Would it be possible to write out each entry below exactly, without the pictures?

• Dataset entries
====

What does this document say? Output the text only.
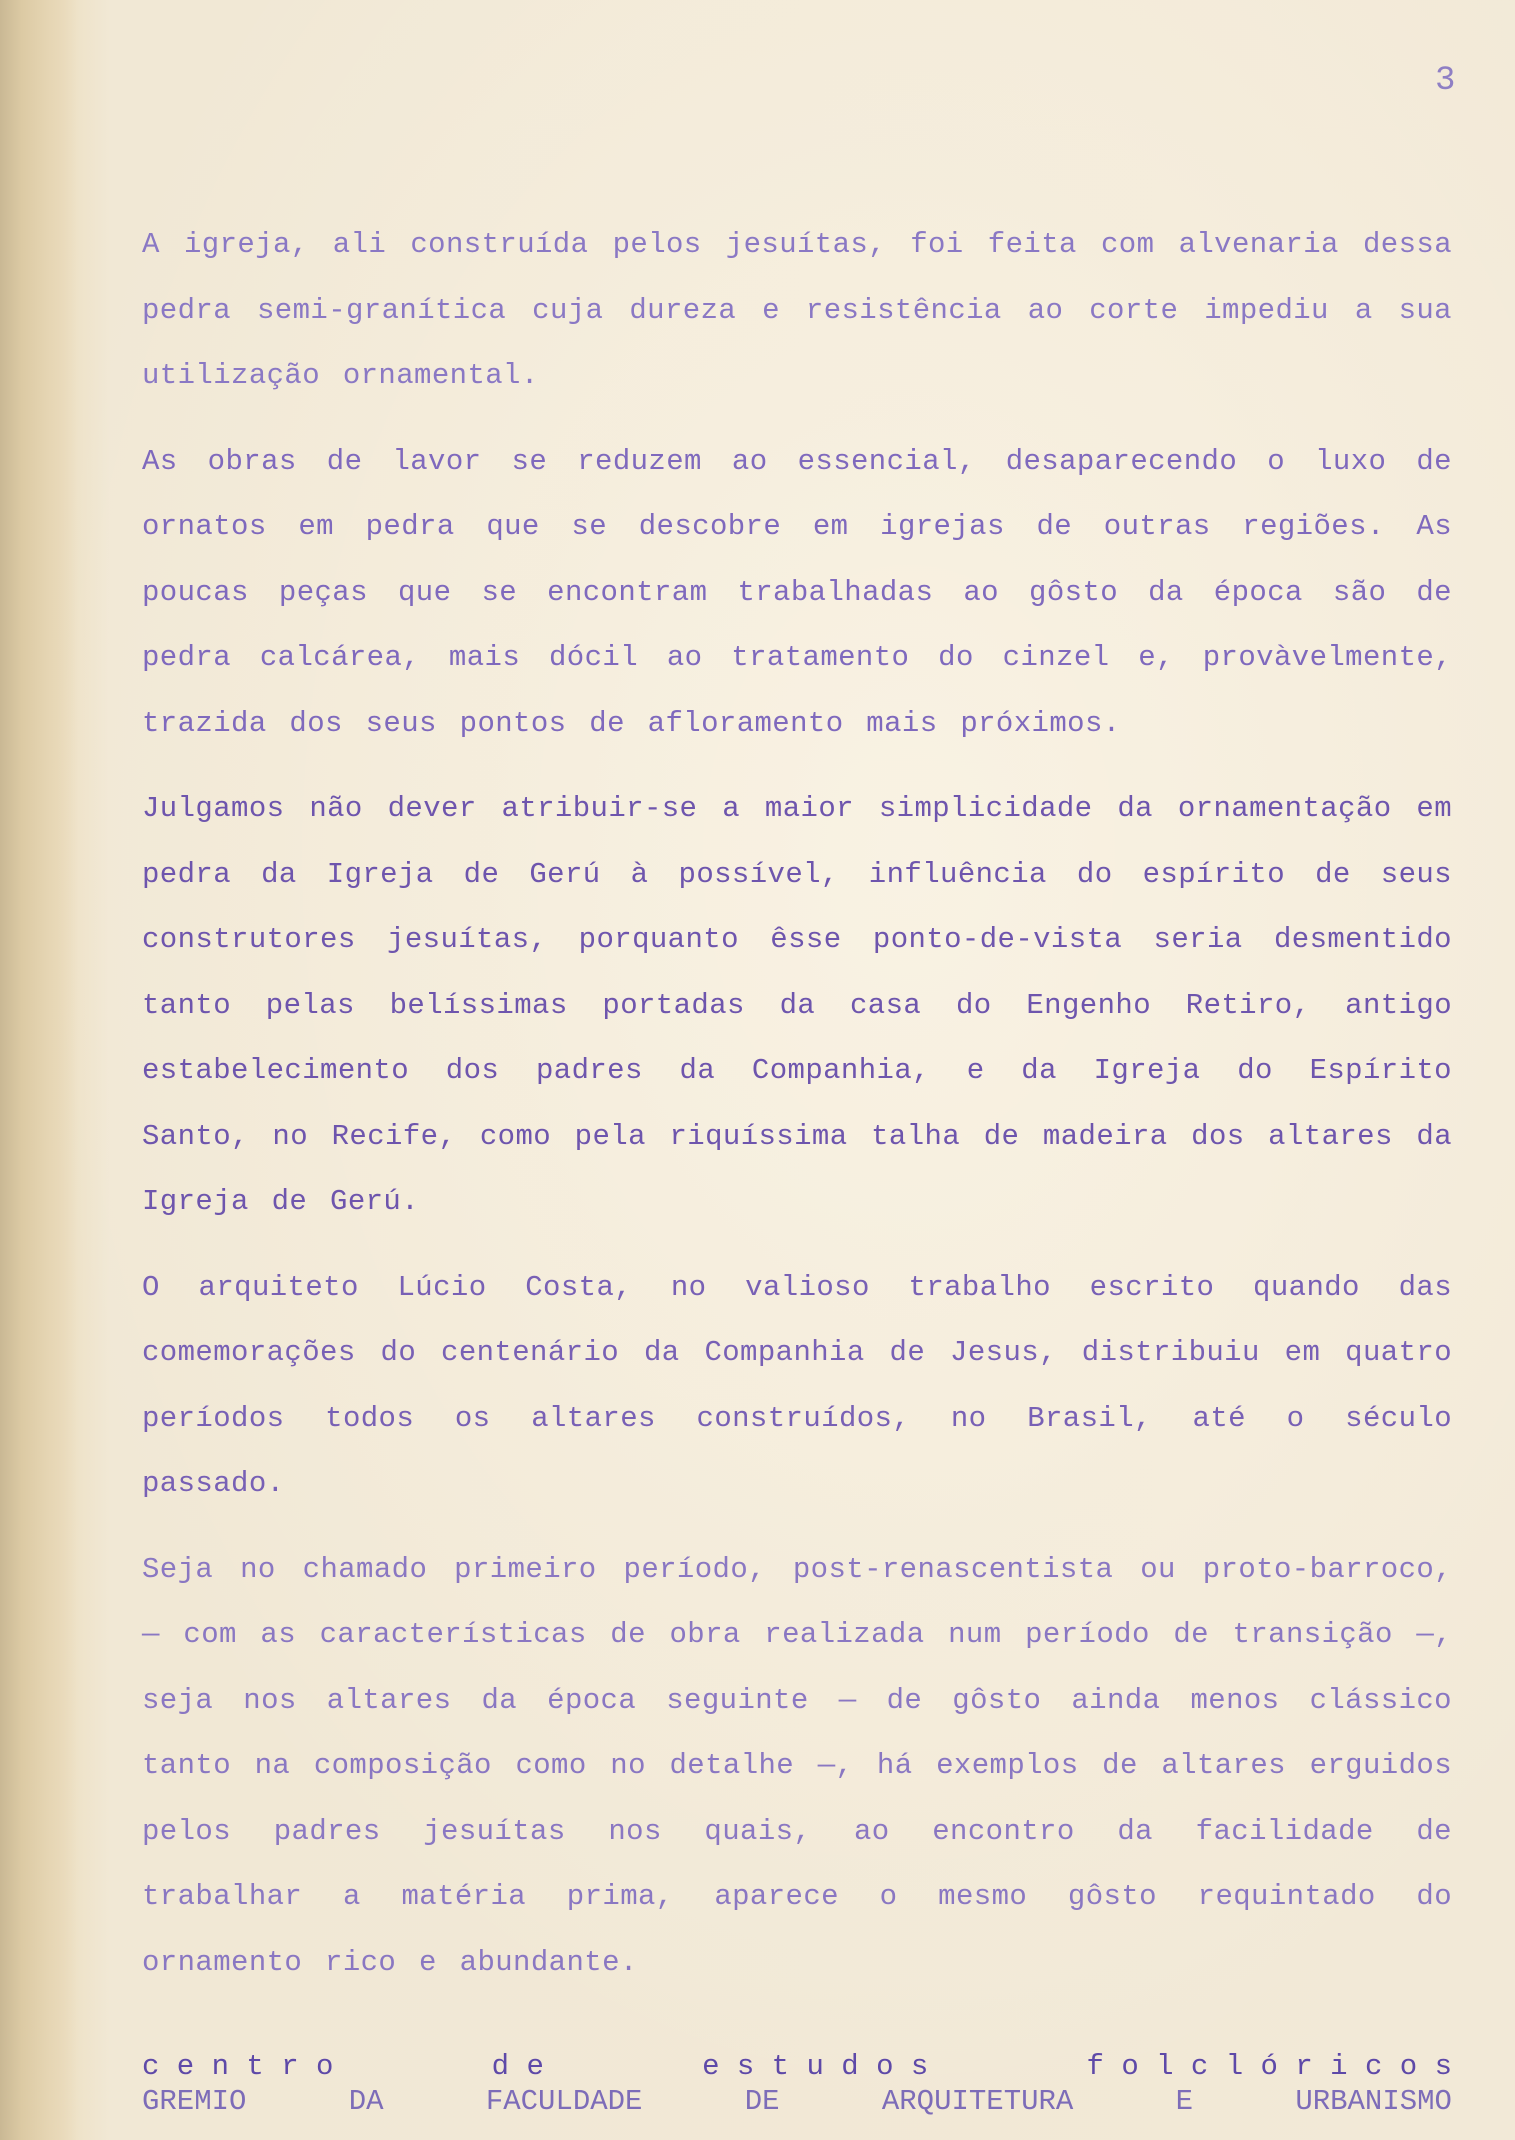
3

A igreja, ali construída pelos jesuítas, foi feita com alvenaria dessa pedra semi-granítica cuja dureza e resistência ao corte impediu a sua utilização ornamental.

As obras de lavor se reduzem ao essencial, desaparecendo o luxo de ornatos em pedra que se descobre em igrejas de outras regiões. As poucas peças que se encontram trabalhadas ao gôsto da época são de pedra calcárea, mais dócil ao tratamento do cinzel e, provàvelmente, trazida dos seus pontos de afloramento mais próximos.

Julgamos não dever atribuir-se a maior simplicidade da ornamentação em pedra da Igreja de Gerú à possível, influência do espírito de seus construtores jesuítas, porquanto êsse ponto-de-vista seria desmentido tanto pelas belíssimas portadas da casa do Engenho Retiro, antigo estabelecimento dos padres da Companhia, e da Igreja do Espírito Santo, no Recife, como pela riquíssima talha de madeira dos altares da Igreja de Gerú.

O arquiteto Lúcio Costa, no valioso trabalho escrito quando das comemorações do centenário da Companhia de Jesus, distribuiu em quatro períodos todos os altares construídos, no Brasil, até o século passado.

Seja no chamado primeiro período, post-renascentista ou proto-barroco, — com as características de obra realizada num período de transição —, seja nos altares da época seguinte — de gôsto ainda menos clássico tanto na composição como no detalhe —, há exemplos de altares erguidos pelos padres jesuítas nos quais, ao encontro da facilidade de trabalhar a matéria prima, aparece o mesmo gôsto requintado do ornamento rico e abundante.

c e n t r o	d e	e s t u d o s	f o l c l ó r i c o s
GREMIO	DA	FACULDADE	DE	ARQUITETURA	E	URBANISMO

====

• Response
What does this document say? Output the text only.
3

A igreja, ali construída pelos jesuítas, foi feita com alvenaria dessa pedra semi-granítica cuja dureza e resistência ao corte impediu a sua utilização ornamental.

As obras de lavor se reduzem ao essencial, desaparecendo o luxo de ornatos em pedra que se descobre em igrejas de outras regiões. As poucas peças que se encontram trabalhadas ao gôsto da época são de pedra calcárea, mais dócil ao tratamento do cinzel e, provàvelmente, trazida dos seus pontos de afloramento mais próximos.

Julgamos não dever atribuir-se a maior simplicidade da ornamentação em pedra da Igreja de Gerú à possível, influência do espírito de seus construtores jesuítas, porquanto êsse ponto-de-vista seria desmentido tanto pelas belíssimas portadas da casa do Engenho Retiro, antigo estabelecimento dos padres da Companhia, e da Igreja do Espírito Santo, no Recife, como pela riquíssima talha de madeira dos altares da Igreja de Gerú.

O arquiteto Lúcio Costa, no valioso trabalho escrito quando das comemorações do centenário da Companhia de Jesus, distribuiu em quatro períodos todos os altares construídos, no Brasil, até o século passado.

Seja no chamado primeiro período, post-renascentista ou proto-barroco, — com as características de obra realizada num período de transição —, seja nos altares da época seguinte — de gôsto ainda menos clássico tanto na composição como no detalhe —, há exemplos de altares erguidos pelos padres jesuítas nos quais, ao encontro da facilidade de trabalhar a matéria prima, aparece o mesmo gôsto requintado do ornamento rico e abundante.

c e n t r o	d e	e s t u d o s	f o l c l ó r i c o s
GREMIO	DA	FACULDADE	DE	ARQUITETURA	E	URBANISMO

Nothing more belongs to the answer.